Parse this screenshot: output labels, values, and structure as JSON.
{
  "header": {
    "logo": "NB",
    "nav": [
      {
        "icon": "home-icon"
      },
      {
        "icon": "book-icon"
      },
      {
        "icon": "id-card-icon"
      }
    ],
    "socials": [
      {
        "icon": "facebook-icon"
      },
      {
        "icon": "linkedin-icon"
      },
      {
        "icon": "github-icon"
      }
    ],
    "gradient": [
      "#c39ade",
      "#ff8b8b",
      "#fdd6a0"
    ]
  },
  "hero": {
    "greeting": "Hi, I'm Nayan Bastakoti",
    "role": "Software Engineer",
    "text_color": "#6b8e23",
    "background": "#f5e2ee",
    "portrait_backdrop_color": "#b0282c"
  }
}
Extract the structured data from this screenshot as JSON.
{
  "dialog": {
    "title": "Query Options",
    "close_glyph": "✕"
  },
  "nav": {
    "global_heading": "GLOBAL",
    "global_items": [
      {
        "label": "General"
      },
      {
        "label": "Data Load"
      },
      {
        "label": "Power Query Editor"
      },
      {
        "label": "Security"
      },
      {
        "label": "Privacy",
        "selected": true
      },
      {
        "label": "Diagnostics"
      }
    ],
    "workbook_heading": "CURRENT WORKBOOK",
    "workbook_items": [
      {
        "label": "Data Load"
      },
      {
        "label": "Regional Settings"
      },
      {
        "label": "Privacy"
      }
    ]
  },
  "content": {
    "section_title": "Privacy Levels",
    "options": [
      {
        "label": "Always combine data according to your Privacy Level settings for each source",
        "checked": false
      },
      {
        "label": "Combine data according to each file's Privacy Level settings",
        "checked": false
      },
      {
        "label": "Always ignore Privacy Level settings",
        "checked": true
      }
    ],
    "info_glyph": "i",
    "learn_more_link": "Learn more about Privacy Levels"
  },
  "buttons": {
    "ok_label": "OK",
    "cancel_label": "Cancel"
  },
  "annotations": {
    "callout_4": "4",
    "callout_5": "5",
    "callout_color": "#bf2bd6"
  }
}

· · · · ·

## [TASK INSTRUCTIONS]
From the data above, copy each line that holds "according".

## [PROBLEM SOLUTION]
        "label": "Always combine data according to your Privacy Level settings for each source",
        "label": "Combine data according to each file's Privacy Level settings",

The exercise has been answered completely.